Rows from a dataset
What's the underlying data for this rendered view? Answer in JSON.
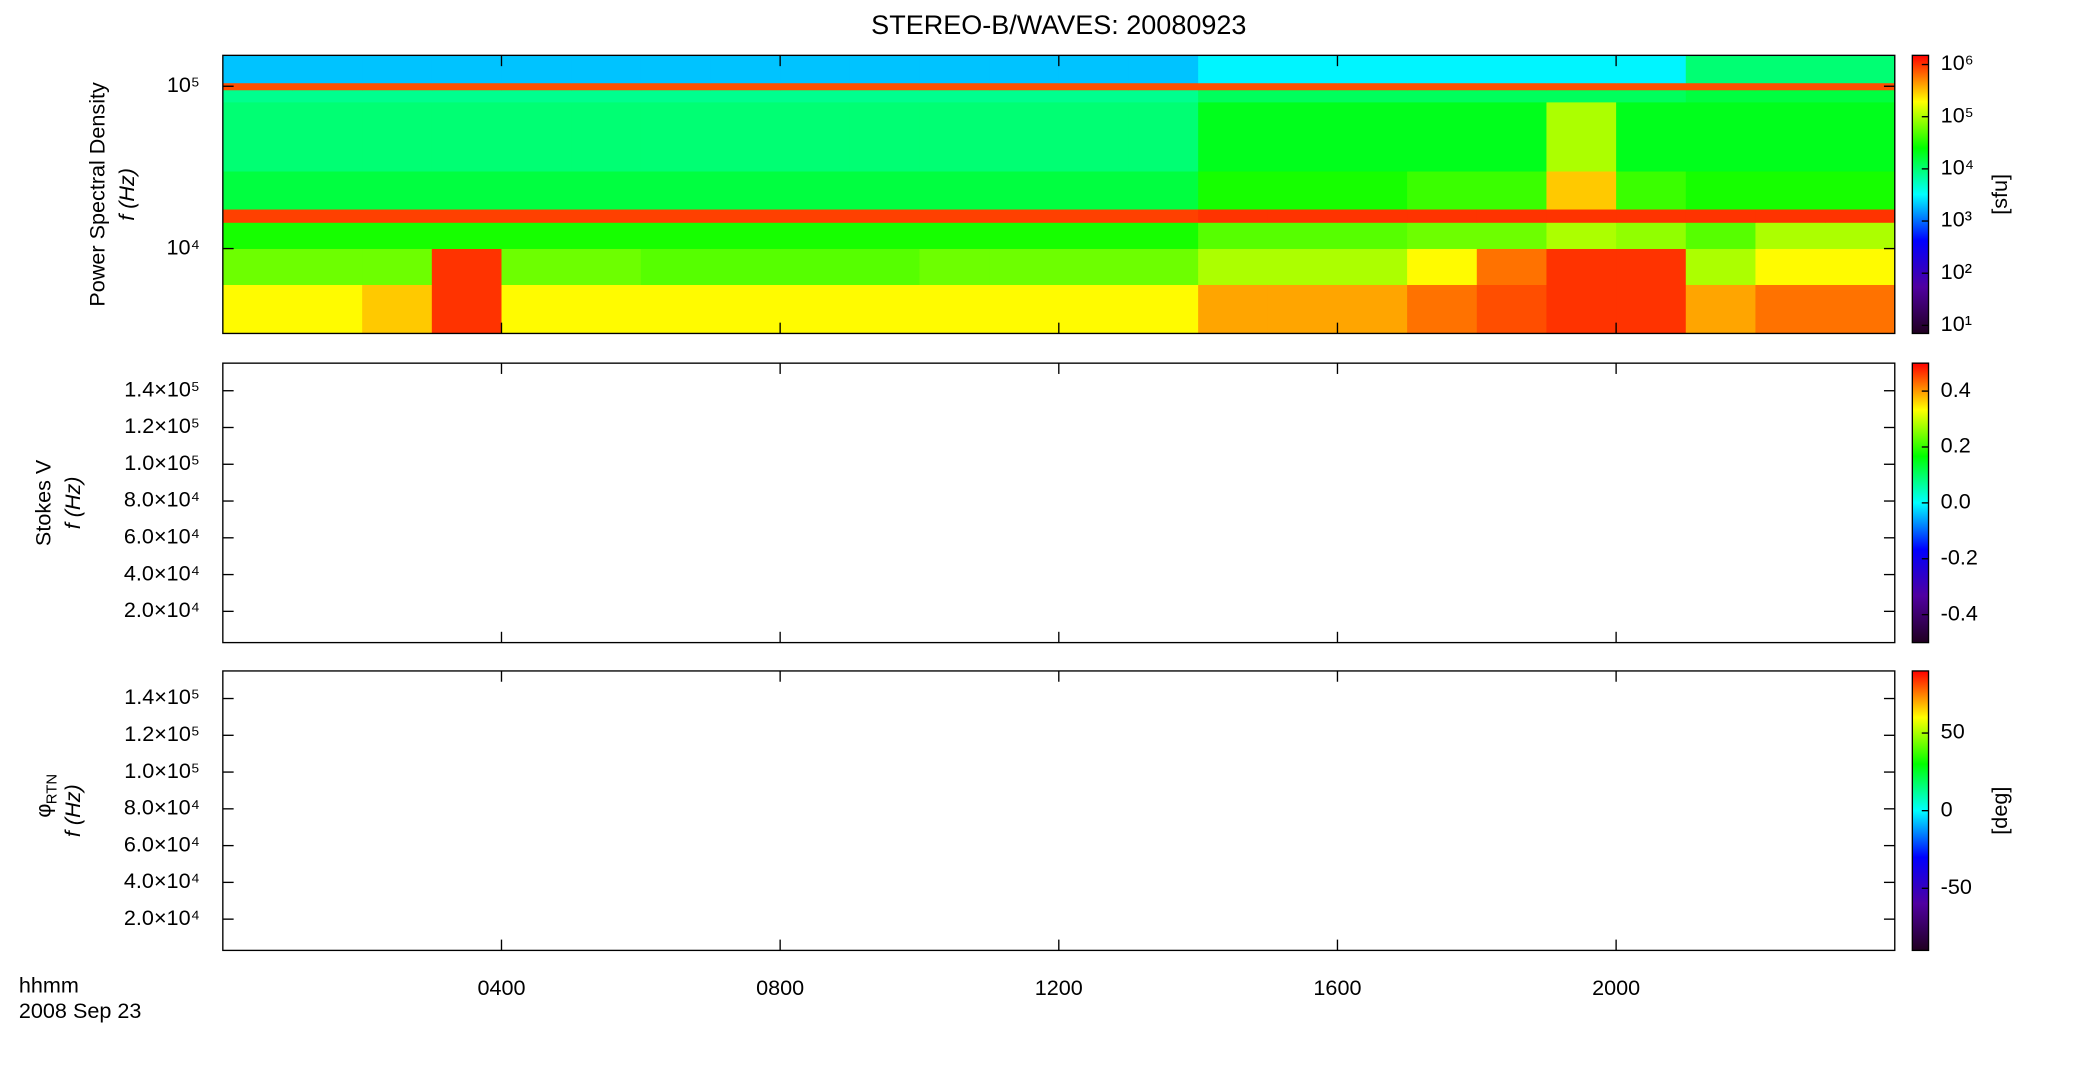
{
  "chart_data": [
    {
      "type": "heatmap",
      "title": "STEREO-B/WAVES: 20080923",
      "ylabel": [
        "Power Spectral Density",
        "f (Hz)"
      ],
      "log_y": true,
      "ylim": [
        3000,
        155000
      ],
      "yticks": [
        {
          "value": 10000,
          "label": "10⁴"
        },
        {
          "value": 100000,
          "label": "10⁵"
        }
      ],
      "xlim": [
        0,
        24
      ],
      "xbins": [
        0,
        1,
        2,
        3,
        4,
        5,
        6,
        7,
        8,
        9,
        10,
        11,
        12,
        13,
        14,
        15,
        16,
        17,
        18,
        19,
        20,
        21,
        22,
        23,
        24
      ],
      "ybins": [
        3000,
        6000,
        10000,
        14500,
        17500,
        30000,
        80000,
        95000,
        105000,
        155000
      ],
      "values": [
        [
          200000,
          200000,
          300000,
          1000000,
          200000,
          200000,
          200000,
          200000,
          200000,
          200000,
          200000,
          200000,
          200000,
          200000,
          400000,
          400000,
          400000,
          600000,
          800000,
          1000000,
          1000000,
          400000,
          600000,
          600000
        ],
        [
          60000,
          60000,
          60000,
          1000000,
          60000,
          60000,
          50000,
          50000,
          50000,
          50000,
          60000,
          60000,
          60000,
          60000,
          100000,
          100000,
          100000,
          200000,
          600000,
          1000000,
          1000000,
          100000,
          200000,
          200000
        ],
        [
          30000,
          30000,
          30000,
          30000,
          30000,
          30000,
          30000,
          30000,
          30000,
          30000,
          30000,
          30000,
          30000,
          30000,
          50000,
          50000,
          50000,
          60000,
          60000,
          100000,
          80000,
          50000,
          100000,
          100000
        ],
        [
          900000,
          900000,
          900000,
          900000,
          900000,
          900000,
          900000,
          900000,
          900000,
          900000,
          900000,
          900000,
          900000,
          900000,
          1000000,
          1000000,
          1000000,
          1000000,
          1000000,
          1000000,
          1000000,
          1000000,
          1000000,
          1000000
        ],
        [
          15000,
          15000,
          15000,
          15000,
          15000,
          15000,
          15000,
          15000,
          15000,
          15000,
          15000,
          15000,
          15000,
          15000,
          30000,
          30000,
          30000,
          40000,
          40000,
          300000,
          40000,
          30000,
          30000,
          30000
        ],
        [
          10000,
          10000,
          10000,
          10000,
          10000,
          10000,
          10000,
          10000,
          10000,
          10000,
          10000,
          10000,
          10000,
          10000,
          20000,
          20000,
          20000,
          20000,
          20000,
          100000,
          20000,
          20000,
          20000,
          20000
        ],
        [
          8000,
          8000,
          8000,
          8000,
          8000,
          8000,
          8000,
          8000,
          8000,
          8000,
          8000,
          8000,
          8000,
          8000,
          12000,
          12000,
          12000,
          12000,
          12000,
          12000,
          12000,
          15000,
          15000,
          15000
        ],
        [
          800000,
          800000,
          800000,
          800000,
          800000,
          800000,
          800000,
          800000,
          800000,
          800000,
          800000,
          800000,
          800000,
          800000,
          800000,
          800000,
          800000,
          800000,
          800000,
          800000,
          800000,
          800000,
          800000,
          800000
        ],
        [
          2000,
          2000,
          2000,
          2000,
          2000,
          2000,
          2000,
          2000,
          2000,
          2000,
          2000,
          2000,
          2000,
          2000,
          3000,
          3000,
          3000,
          3000,
          3000,
          3000,
          3000,
          10000,
          10000,
          10000
        ]
      ],
      "zlog": true,
      "zlim": [
        7,
        1500000
      ],
      "zticks": [
        {
          "value": 10,
          "label": "10¹"
        },
        {
          "value": 100,
          "label": "10²"
        },
        {
          "value": 1000,
          "label": "10³"
        },
        {
          "value": 10000,
          "label": "10⁴"
        },
        {
          "value": 100000,
          "label": "10⁵"
        },
        {
          "value": 1000000,
          "label": "10⁶"
        }
      ],
      "zlabel": "[sfu]",
      "colormap": [
        "#200020",
        "#5000a0",
        "#0000ff",
        "#00ffff",
        "#00ff00",
        "#ffff00",
        "#ff0000"
      ]
    },
    {
      "type": "heatmap",
      "ylabel": [
        "Stokes V",
        "f (Hz)"
      ],
      "log_y": false,
      "ylim": [
        3000,
        155000
      ],
      "yticks": [
        {
          "value": 20000,
          "label": "2.0×10⁴"
        },
        {
          "value": 40000,
          "label": "4.0×10⁴"
        },
        {
          "value": 60000,
          "label": "6.0×10⁴"
        },
        {
          "value": 80000,
          "label": "8.0×10⁴"
        },
        {
          "value": 100000,
          "label": "1.0×10⁵"
        },
        {
          "value": 120000,
          "label": "1.2×10⁵"
        },
        {
          "value": 140000,
          "label": "1.4×10⁵"
        }
      ],
      "xlim": [
        0,
        24
      ],
      "zlog": false,
      "zlim": [
        -0.5,
        0.5
      ],
      "zticks": [
        -0.4,
        -0.2,
        {
          "value": 0,
          "label": "0.0"
        },
        0.2,
        0.4
      ],
      "colormap": [
        "#200020",
        "#5000a0",
        "#0000ff",
        "#00ffff",
        "#00ff00",
        "#ffff00",
        "#ff0000"
      ]
    },
    {
      "type": "heatmap",
      "ylabel": [
        "φ",
        "f (Hz)"
      ],
      "ylabel_subscript": "RTN",
      "log_y": false,
      "ylim": [
        3000,
        155000
      ],
      "yticks": [
        {
          "value": 20000,
          "label": "2.0×10⁴"
        },
        {
          "value": 40000,
          "label": "4.0×10⁴"
        },
        {
          "value": 60000,
          "label": "6.0×10⁴"
        },
        {
          "value": 80000,
          "label": "8.0×10⁴"
        },
        {
          "value": 100000,
          "label": "1.0×10⁵"
        },
        {
          "value": 120000,
          "label": "1.2×10⁵"
        },
        {
          "value": 140000,
          "label": "1.4×10⁵"
        }
      ],
      "xlim": [
        0,
        24
      ],
      "xticks": [
        {
          "value": 4,
          "label": "0400"
        },
        {
          "value": 8,
          "label": "0800"
        },
        {
          "value": 12,
          "label": "1200"
        },
        {
          "value": 16,
          "label": "1600"
        },
        {
          "value": 20,
          "label": "2000"
        }
      ],
      "x_label": "hhmm",
      "date": "2008 Sep 23",
      "zlog": false,
      "zlim": [
        -90,
        90
      ],
      "zticks": [
        -50,
        0,
        50
      ],
      "zlabel": "[deg]",
      "colormap": [
        "#200020",
        "#5000a0",
        "#0000ff",
        "#00ffff",
        "#00ff00",
        "#ffff00",
        "#ff0000"
      ]
    }
  ]
}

> Task details: All the lines above are to be reproduced exactly, except the pictures.

> Output for this exercise:
What's the underlying data for this rendered view? Answer in JSON.
{
  "chart_data": [
    {
      "type": "heatmap",
      "title": "STEREO-B/WAVES: 20080923",
      "ylabel": [
        "Power Spectral Density",
        "f (Hz)"
      ],
      "log_y": true,
      "ylim": [
        3000,
        155000
      ],
      "yticks": [
        {
          "value": 10000,
          "label": "10⁴"
        },
        {
          "value": 100000,
          "label": "10⁵"
        }
      ],
      "xlim": [
        0,
        24
      ],
      "xbins": [
        0,
        1,
        2,
        3,
        4,
        5,
        6,
        7,
        8,
        9,
        10,
        11,
        12,
        13,
        14,
        15,
        16,
        17,
        18,
        19,
        20,
        21,
        22,
        23,
        24
      ],
      "ybins": [
        3000,
        6000,
        10000,
        14500,
        17500,
        30000,
        80000,
        95000,
        105000,
        155000
      ],
      "values": [
        [
          200000,
          200000,
          300000,
          1000000,
          200000,
          200000,
          200000,
          200000,
          200000,
          200000,
          200000,
          200000,
          200000,
          200000,
          400000,
          400000,
          400000,
          600000,
          800000,
          1000000,
          1000000,
          400000,
          600000,
          600000
        ],
        [
          60000,
          60000,
          60000,
          1000000,
          60000,
          60000,
          50000,
          50000,
          50000,
          50000,
          60000,
          60000,
          60000,
          60000,
          100000,
          100000,
          100000,
          200000,
          600000,
          1000000,
          1000000,
          100000,
          200000,
          200000
        ],
        [
          30000,
          30000,
          30000,
          30000,
          30000,
          30000,
          30000,
          30000,
          30000,
          30000,
          30000,
          30000,
          30000,
          30000,
          50000,
          50000,
          50000,
          60000,
          60000,
          100000,
          80000,
          50000,
          100000,
          100000
        ],
        [
          900000,
          900000,
          900000,
          900000,
          900000,
          900000,
          900000,
          900000,
          900000,
          900000,
          900000,
          900000,
          900000,
          900000,
          1000000,
          1000000,
          1000000,
          1000000,
          1000000,
          1000000,
          1000000,
          1000000,
          1000000,
          1000000
        ],
        [
          15000,
          15000,
          15000,
          15000,
          15000,
          15000,
          15000,
          15000,
          15000,
          15000,
          15000,
          15000,
          15000,
          15000,
          30000,
          30000,
          30000,
          40000,
          40000,
          300000,
          40000,
          30000,
          30000,
          30000
        ],
        [
          10000,
          10000,
          10000,
          10000,
          10000,
          10000,
          10000,
          10000,
          10000,
          10000,
          10000,
          10000,
          10000,
          10000,
          20000,
          20000,
          20000,
          20000,
          20000,
          100000,
          20000,
          20000,
          20000,
          20000
        ],
        [
          8000,
          8000,
          8000,
          8000,
          8000,
          8000,
          8000,
          8000,
          8000,
          8000,
          8000,
          8000,
          8000,
          8000,
          12000,
          12000,
          12000,
          12000,
          12000,
          12000,
          12000,
          15000,
          15000,
          15000
        ],
        [
          800000,
          800000,
          800000,
          800000,
          800000,
          800000,
          800000,
          800000,
          800000,
          800000,
          800000,
          800000,
          800000,
          800000,
          800000,
          800000,
          800000,
          800000,
          800000,
          800000,
          800000,
          800000,
          800000,
          800000
        ],
        [
          2000,
          2000,
          2000,
          2000,
          2000,
          2000,
          2000,
          2000,
          2000,
          2000,
          2000,
          2000,
          2000,
          2000,
          3000,
          3000,
          3000,
          3000,
          3000,
          3000,
          3000,
          10000,
          10000,
          10000
        ]
      ],
      "zlog": true,
      "zlim": [
        7,
        1500000
      ],
      "zticks": [
        {
          "value": 10,
          "label": "10¹"
        },
        {
          "value": 100,
          "label": "10²"
        },
        {
          "value": 1000,
          "label": "10³"
        },
        {
          "value": 10000,
          "label": "10⁴"
        },
        {
          "value": 100000,
          "label": "10⁵"
        },
        {
          "value": 1000000,
          "label": "10⁶"
        }
      ],
      "zlabel": "[sfu]",
      "colormap": [
        "#200020",
        "#5000a0",
        "#0000ff",
        "#00ffff",
        "#00ff00",
        "#ffff00",
        "#ff0000"
      ]
    },
    {
      "type": "heatmap",
      "ylabel": [
        "Stokes V",
        "f (Hz)"
      ],
      "log_y": false,
      "ylim": [
        3000,
        155000
      ],
      "yticks": [
        {
          "value": 20000,
          "label": "2.0×10⁴"
        },
        {
          "value": 40000,
          "label": "4.0×10⁴"
        },
        {
          "value": 60000,
          "label": "6.0×10⁴"
        },
        {
          "value": 80000,
          "label": "8.0×10⁴"
        },
        {
          "value": 100000,
          "label": "1.0×10⁵"
        },
        {
          "value": 120000,
          "label": "1.2×10⁵"
        },
        {
          "value": 140000,
          "label": "1.4×10⁵"
        }
      ],
      "xlim": [
        0,
        24
      ],
      "zlog": false,
      "zlim": [
        -0.5,
        0.5
      ],
      "zticks": [
        -0.4,
        -0.2,
        {
          "value": 0,
          "label": "0.0"
        },
        0.2,
        0.4
      ],
      "colormap": [
        "#200020",
        "#5000a0",
        "#0000ff",
        "#00ffff",
        "#00ff00",
        "#ffff00",
        "#ff0000"
      ]
    },
    {
      "type": "heatmap",
      "ylabel": [
        "φ",
        "f (Hz)"
      ],
      "ylabel_subscript": "RTN",
      "log_y": false,
      "ylim": [
        3000,
        155000
      ],
      "yticks": [
        {
          "value": 20000,
          "label": "2.0×10⁴"
        },
        {
          "value": 40000,
          "label": "4.0×10⁴"
        },
        {
          "value": 60000,
          "label": "6.0×10⁴"
        },
        {
          "value": 80000,
          "label": "8.0×10⁴"
        },
        {
          "value": 100000,
          "label": "1.0×10⁵"
        },
        {
          "value": 120000,
          "label": "1.2×10⁵"
        },
        {
          "value": 140000,
          "label": "1.4×10⁵"
        }
      ],
      "xlim": [
        0,
        24
      ],
      "xticks": [
        {
          "value": 4,
          "label": "0400"
        },
        {
          "value": 8,
          "label": "0800"
        },
        {
          "value": 12,
          "label": "1200"
        },
        {
          "value": 16,
          "label": "1600"
        },
        {
          "value": 20,
          "label": "2000"
        }
      ],
      "x_label": "hhmm",
      "date": "2008 Sep 23",
      "zlog": false,
      "zlim": [
        -90,
        90
      ],
      "zticks": [
        -50,
        0,
        50
      ],
      "zlabel": "[deg]",
      "colormap": [
        "#200020",
        "#5000a0",
        "#0000ff",
        "#00ffff",
        "#00ff00",
        "#ffff00",
        "#ff0000"
      ]
    }
  ]
}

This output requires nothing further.